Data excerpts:
###
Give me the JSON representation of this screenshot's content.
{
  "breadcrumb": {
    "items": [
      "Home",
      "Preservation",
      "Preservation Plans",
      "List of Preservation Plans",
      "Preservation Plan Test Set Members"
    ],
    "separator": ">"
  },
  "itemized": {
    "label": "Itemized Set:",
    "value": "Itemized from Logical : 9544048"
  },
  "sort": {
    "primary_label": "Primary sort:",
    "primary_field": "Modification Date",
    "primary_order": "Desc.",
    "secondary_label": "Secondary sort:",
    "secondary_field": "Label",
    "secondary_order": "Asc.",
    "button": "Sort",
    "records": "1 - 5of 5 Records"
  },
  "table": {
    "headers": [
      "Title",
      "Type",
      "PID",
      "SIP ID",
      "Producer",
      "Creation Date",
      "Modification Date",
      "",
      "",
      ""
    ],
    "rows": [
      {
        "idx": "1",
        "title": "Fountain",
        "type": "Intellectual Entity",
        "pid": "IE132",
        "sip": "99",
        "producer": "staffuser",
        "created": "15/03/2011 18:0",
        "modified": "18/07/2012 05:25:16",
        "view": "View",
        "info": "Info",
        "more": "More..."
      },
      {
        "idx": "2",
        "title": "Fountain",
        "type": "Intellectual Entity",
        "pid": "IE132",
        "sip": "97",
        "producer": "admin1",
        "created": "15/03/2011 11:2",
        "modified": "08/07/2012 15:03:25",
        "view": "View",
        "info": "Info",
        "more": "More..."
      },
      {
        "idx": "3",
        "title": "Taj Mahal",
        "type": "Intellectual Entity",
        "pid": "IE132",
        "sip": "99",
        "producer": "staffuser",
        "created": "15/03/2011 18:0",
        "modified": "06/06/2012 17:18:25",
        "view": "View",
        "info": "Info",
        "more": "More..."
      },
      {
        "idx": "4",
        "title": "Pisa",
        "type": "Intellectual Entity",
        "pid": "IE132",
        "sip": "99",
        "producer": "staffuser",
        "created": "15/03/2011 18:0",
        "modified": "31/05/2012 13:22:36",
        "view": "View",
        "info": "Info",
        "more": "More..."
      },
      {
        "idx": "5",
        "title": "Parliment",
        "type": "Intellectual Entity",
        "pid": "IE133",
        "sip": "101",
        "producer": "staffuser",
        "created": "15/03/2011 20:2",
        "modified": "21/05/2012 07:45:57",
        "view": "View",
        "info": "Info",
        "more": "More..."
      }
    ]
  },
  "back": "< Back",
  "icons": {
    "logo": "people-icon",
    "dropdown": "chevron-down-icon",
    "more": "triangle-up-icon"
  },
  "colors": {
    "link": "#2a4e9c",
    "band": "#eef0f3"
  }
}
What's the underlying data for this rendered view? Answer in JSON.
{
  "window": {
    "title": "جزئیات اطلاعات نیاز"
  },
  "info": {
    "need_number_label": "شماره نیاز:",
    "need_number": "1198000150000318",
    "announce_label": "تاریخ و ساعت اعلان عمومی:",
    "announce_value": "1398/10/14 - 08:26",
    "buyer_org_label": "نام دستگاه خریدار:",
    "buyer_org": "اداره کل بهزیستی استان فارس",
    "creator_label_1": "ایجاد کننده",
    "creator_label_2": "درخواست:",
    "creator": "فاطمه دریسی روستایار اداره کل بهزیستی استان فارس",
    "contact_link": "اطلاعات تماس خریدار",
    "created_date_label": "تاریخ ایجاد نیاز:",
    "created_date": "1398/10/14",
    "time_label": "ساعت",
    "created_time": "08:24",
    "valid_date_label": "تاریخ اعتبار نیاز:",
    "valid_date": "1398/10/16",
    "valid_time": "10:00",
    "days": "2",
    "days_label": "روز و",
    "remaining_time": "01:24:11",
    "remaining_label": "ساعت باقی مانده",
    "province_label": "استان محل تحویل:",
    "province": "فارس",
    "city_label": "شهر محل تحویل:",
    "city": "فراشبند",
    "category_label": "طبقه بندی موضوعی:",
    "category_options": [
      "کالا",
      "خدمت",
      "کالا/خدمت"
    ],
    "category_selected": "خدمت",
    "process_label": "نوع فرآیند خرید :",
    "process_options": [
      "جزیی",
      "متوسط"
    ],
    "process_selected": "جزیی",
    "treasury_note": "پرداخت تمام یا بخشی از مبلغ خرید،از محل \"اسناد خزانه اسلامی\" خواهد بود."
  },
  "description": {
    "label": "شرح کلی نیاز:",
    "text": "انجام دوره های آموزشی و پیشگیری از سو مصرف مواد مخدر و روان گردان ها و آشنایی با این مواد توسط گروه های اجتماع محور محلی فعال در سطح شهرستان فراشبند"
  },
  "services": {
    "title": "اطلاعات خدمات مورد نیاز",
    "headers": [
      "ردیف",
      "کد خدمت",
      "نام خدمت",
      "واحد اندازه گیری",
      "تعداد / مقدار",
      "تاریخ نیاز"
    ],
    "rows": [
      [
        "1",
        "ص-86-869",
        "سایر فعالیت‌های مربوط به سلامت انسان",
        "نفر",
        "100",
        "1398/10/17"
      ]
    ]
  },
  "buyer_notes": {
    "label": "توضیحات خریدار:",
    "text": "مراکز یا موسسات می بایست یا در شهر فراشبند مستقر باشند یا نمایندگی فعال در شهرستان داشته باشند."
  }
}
###
Filter the records above for lines containing the word "خدمت", and copy those lines.

      "خدمت",
      "کالا/خدمت"
    "category_selected": "خدمت",
      "کد خدمت",
      "نام خدمت",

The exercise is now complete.